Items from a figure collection
>> BEGIN
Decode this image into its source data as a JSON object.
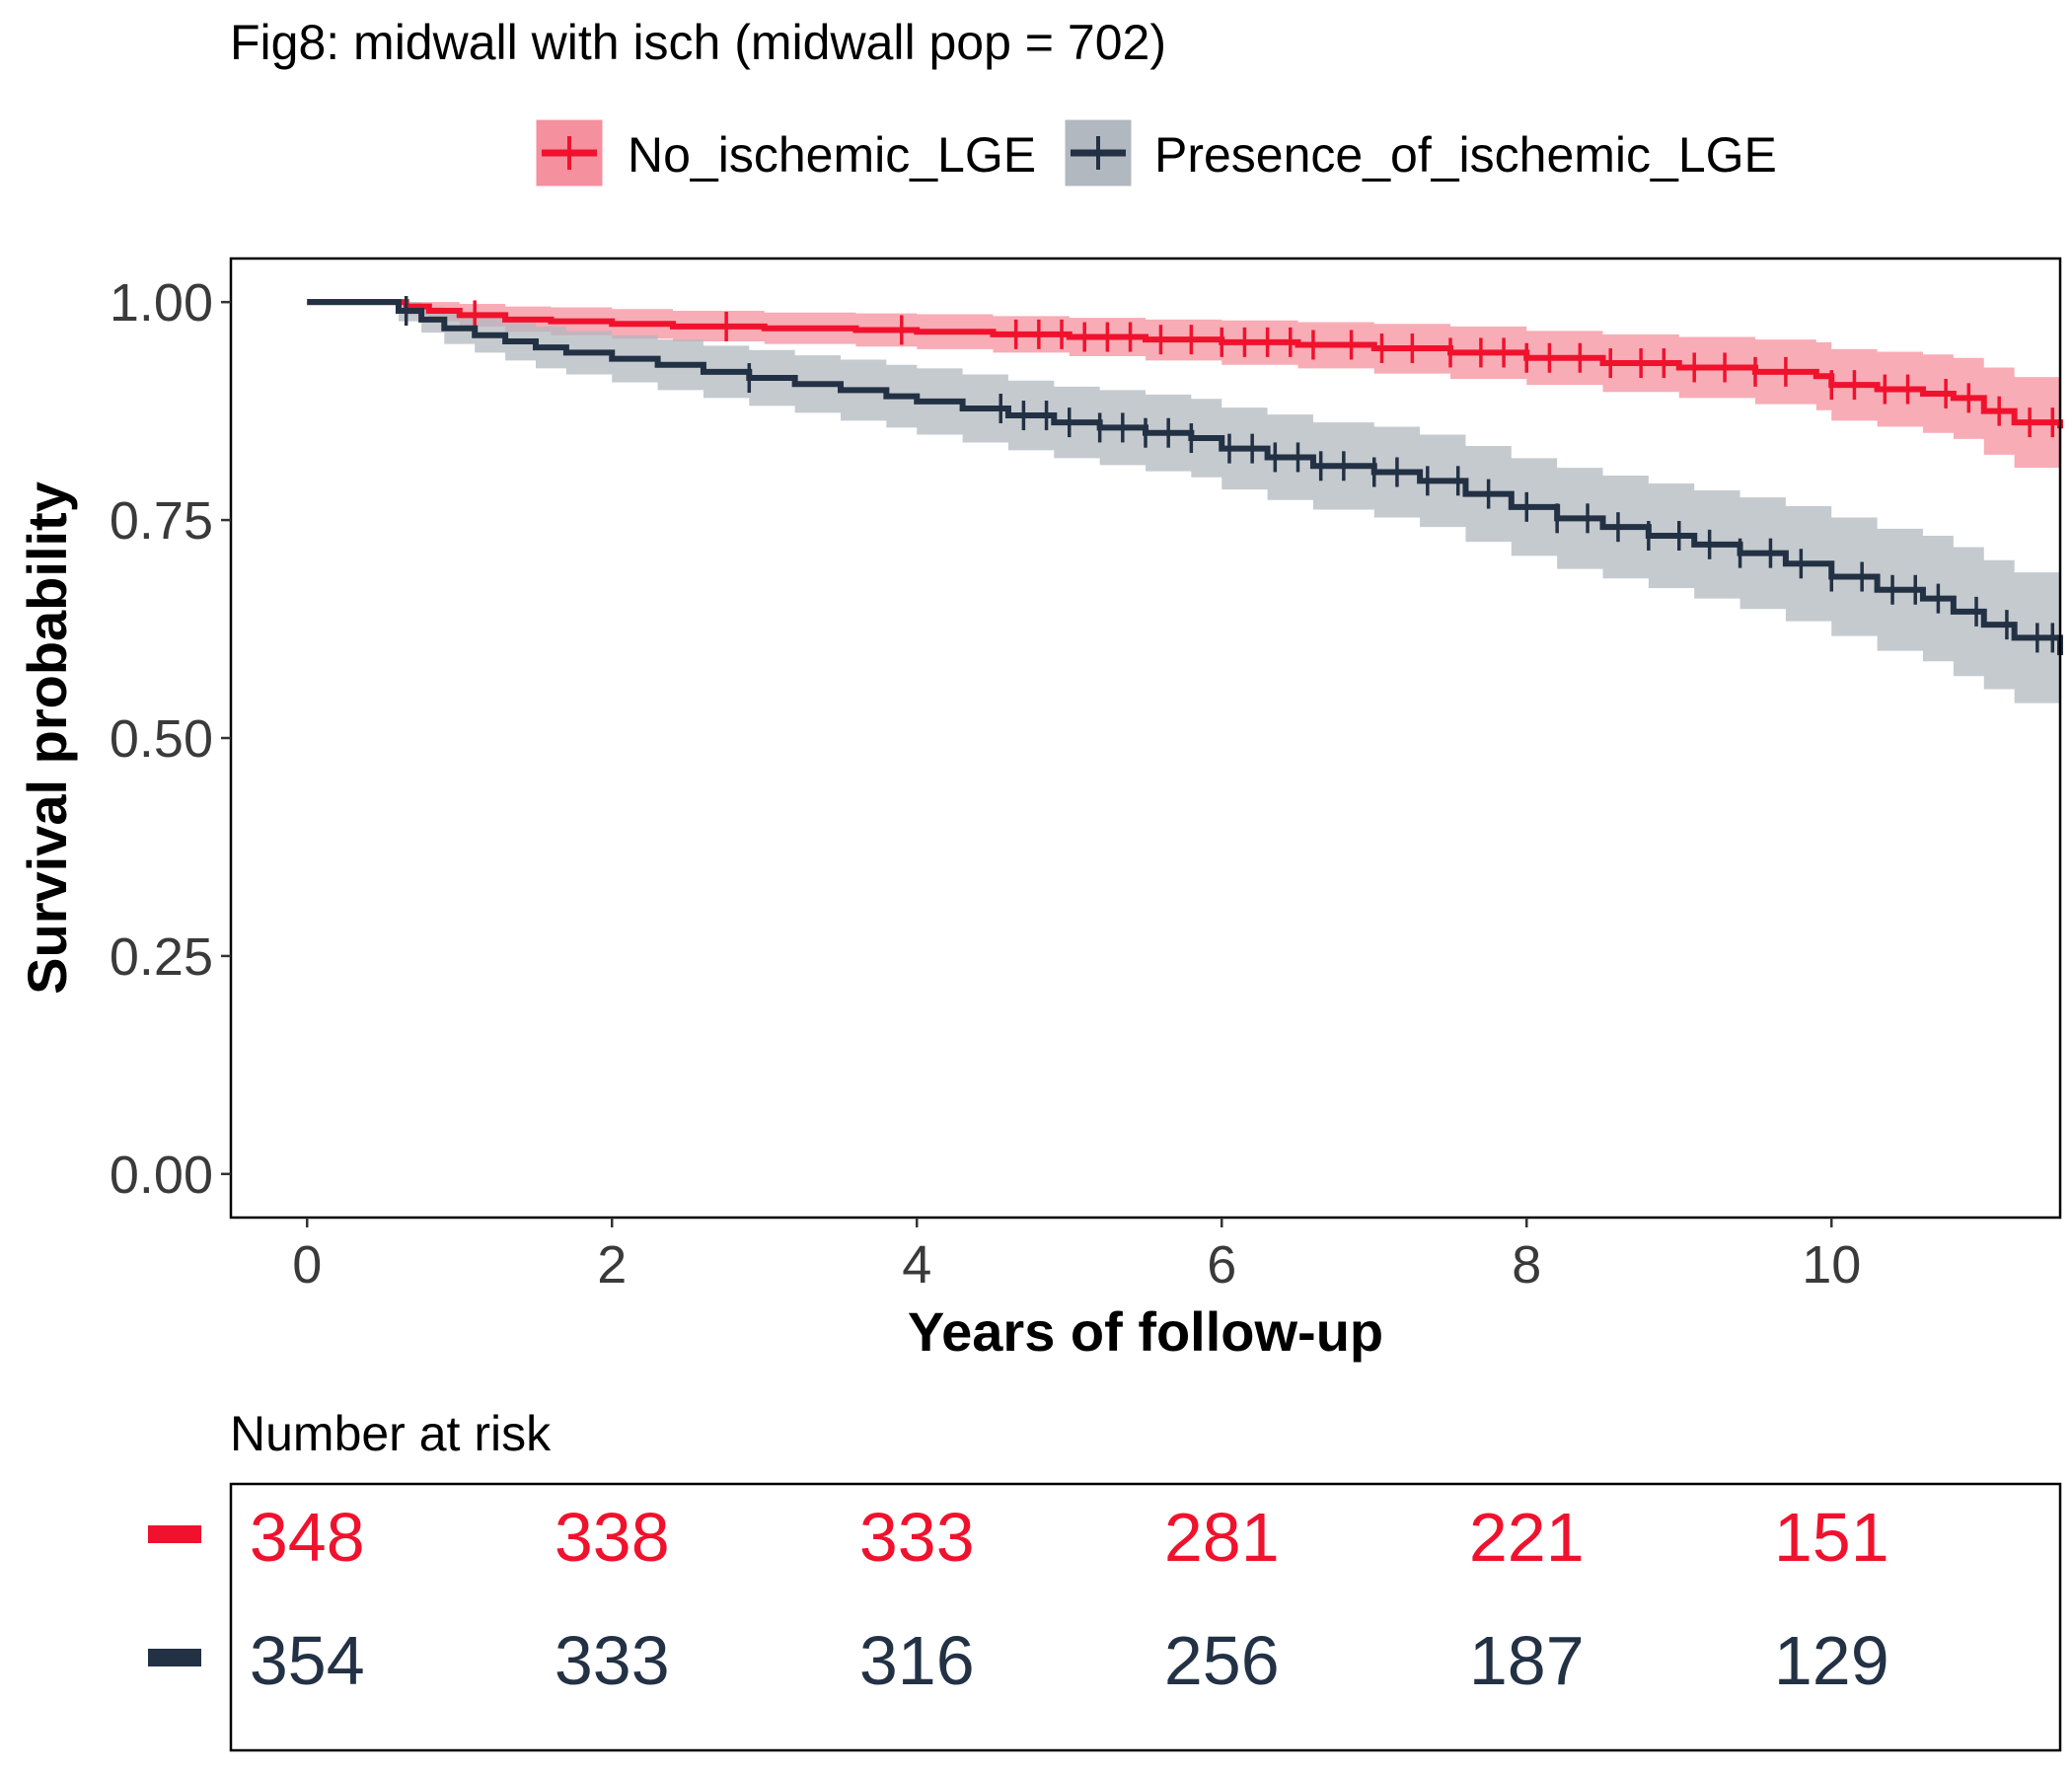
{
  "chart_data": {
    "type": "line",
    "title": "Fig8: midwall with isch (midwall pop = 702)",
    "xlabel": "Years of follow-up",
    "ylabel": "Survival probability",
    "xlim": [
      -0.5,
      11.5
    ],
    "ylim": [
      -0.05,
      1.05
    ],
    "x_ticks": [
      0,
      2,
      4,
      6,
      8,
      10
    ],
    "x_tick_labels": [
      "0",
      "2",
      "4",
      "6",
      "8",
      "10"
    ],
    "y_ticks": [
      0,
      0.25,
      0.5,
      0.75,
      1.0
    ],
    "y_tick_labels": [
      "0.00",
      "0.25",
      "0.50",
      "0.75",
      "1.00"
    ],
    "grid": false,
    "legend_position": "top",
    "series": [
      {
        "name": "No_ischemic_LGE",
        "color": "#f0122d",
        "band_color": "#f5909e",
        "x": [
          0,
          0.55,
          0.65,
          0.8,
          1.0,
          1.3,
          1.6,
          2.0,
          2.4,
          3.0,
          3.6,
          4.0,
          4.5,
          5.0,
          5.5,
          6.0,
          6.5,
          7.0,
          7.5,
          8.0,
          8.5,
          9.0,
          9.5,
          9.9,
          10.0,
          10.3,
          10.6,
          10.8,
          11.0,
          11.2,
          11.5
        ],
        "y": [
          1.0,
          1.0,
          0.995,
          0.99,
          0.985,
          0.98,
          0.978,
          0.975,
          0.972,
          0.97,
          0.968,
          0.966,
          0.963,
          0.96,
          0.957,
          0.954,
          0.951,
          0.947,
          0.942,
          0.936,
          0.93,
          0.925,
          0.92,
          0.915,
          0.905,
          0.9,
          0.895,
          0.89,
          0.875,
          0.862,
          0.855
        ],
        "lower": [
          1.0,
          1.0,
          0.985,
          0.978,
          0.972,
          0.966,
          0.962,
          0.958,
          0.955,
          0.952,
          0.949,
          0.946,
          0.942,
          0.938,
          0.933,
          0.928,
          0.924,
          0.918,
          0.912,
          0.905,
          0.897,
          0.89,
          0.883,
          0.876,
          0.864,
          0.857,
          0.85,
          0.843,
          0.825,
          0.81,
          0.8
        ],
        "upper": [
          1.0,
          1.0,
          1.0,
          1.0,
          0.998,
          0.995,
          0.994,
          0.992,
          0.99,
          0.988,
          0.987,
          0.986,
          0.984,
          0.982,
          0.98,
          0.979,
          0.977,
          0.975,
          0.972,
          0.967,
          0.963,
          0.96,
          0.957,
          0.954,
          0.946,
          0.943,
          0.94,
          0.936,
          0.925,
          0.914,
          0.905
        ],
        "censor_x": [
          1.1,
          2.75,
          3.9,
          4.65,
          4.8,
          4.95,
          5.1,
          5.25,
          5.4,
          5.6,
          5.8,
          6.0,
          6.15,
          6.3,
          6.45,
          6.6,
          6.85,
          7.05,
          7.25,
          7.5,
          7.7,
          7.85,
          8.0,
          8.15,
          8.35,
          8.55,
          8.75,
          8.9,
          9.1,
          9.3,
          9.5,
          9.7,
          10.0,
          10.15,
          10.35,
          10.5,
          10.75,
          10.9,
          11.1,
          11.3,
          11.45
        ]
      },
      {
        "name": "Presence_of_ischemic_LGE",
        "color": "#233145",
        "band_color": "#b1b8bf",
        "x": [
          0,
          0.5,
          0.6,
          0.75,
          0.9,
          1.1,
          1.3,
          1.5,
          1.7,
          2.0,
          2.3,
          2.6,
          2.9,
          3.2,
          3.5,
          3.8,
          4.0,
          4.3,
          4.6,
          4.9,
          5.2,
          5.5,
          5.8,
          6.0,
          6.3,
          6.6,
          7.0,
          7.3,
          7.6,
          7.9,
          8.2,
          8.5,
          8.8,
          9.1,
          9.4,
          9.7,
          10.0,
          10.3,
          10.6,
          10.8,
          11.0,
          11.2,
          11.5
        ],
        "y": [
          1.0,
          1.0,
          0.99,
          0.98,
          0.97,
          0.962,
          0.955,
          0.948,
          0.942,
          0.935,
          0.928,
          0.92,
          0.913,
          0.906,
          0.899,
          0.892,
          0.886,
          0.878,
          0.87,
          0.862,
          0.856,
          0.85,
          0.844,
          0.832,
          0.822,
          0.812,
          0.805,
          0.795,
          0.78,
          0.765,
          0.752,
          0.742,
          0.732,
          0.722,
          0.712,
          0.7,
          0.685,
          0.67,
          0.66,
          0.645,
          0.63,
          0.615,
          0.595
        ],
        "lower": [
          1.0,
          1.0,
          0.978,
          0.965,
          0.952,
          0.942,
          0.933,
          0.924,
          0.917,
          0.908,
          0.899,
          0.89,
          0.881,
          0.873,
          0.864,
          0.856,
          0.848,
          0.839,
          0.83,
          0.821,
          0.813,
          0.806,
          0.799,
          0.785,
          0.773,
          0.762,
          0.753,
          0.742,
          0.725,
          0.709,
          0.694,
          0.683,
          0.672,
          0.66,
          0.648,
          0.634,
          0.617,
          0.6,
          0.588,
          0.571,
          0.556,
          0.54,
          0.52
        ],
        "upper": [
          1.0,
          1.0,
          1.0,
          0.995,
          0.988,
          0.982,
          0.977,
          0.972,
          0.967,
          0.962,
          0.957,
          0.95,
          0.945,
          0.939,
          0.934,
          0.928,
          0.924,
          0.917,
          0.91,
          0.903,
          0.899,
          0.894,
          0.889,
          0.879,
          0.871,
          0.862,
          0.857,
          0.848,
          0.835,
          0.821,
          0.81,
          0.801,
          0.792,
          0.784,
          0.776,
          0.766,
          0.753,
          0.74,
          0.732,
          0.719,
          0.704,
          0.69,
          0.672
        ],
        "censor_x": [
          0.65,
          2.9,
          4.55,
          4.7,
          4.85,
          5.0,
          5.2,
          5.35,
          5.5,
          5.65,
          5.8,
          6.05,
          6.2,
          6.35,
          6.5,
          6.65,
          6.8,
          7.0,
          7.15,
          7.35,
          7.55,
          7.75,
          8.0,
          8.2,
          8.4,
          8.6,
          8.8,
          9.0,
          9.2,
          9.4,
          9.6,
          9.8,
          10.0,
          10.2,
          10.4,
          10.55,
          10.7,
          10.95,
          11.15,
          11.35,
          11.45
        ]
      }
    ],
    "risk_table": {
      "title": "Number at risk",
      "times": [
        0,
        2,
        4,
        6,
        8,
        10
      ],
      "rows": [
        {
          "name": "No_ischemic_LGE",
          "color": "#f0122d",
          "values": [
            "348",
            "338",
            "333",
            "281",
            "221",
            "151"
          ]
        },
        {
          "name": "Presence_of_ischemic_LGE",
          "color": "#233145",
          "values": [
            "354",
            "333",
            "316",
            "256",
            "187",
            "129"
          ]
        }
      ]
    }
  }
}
>> END
*Stated task*. Filter the listing for the word "title" and copy every line that holds it.

*Reply*.
    "title": "Fig8: midwall with isch (midwall pop = 702)",
      "title": "Number at risk",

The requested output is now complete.